Collect every line that includes the string "with".

--*--

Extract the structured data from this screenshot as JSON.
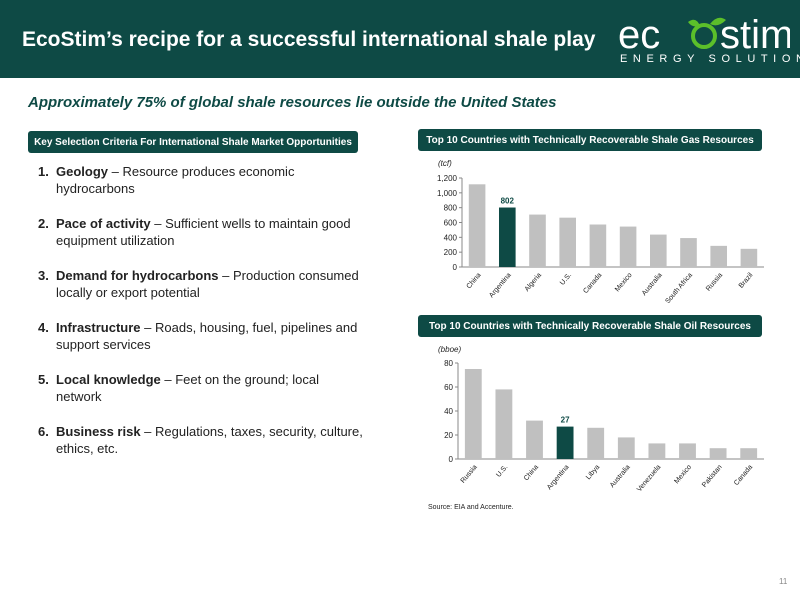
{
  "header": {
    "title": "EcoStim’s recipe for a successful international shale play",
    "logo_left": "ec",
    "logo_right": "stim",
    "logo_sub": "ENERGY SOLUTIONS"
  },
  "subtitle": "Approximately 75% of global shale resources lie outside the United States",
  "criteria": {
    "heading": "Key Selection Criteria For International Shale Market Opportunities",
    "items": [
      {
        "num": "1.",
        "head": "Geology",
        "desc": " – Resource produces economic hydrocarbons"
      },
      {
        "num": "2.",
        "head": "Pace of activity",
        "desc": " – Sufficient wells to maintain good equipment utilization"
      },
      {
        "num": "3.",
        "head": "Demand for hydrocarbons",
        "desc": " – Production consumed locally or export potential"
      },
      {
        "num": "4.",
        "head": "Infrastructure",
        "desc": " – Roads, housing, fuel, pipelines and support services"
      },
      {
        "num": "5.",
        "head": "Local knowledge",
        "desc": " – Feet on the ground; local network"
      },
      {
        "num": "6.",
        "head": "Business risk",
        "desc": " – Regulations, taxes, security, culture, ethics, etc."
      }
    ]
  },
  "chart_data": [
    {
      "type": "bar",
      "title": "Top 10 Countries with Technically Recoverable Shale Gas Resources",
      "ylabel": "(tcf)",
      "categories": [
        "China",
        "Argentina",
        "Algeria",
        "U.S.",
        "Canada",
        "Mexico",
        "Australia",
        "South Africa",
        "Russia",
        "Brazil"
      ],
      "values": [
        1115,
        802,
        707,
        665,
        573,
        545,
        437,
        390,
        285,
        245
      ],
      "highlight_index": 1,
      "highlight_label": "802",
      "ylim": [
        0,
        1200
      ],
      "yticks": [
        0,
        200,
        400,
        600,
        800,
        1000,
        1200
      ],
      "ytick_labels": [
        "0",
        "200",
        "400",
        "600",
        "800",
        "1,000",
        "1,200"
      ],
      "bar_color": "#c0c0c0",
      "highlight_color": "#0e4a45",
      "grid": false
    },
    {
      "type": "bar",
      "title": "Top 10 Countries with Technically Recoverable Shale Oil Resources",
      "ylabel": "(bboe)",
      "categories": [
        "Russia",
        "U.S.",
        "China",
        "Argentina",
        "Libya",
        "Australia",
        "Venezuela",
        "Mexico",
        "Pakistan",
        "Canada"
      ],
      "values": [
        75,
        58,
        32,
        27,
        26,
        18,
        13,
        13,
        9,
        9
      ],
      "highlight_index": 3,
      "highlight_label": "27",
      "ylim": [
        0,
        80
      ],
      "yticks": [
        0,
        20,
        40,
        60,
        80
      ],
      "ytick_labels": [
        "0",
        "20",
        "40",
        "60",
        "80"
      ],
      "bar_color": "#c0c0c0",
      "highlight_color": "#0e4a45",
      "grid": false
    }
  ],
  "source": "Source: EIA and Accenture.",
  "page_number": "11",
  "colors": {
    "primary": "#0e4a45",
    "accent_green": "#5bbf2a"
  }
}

--*--

COMPLETE OUTPUT:
      "title": "Top 10 Countries with Technically Recoverable Shale Gas Resources",
      "title": "Top 10 Countries with Technically Recoverable Shale Oil Resources",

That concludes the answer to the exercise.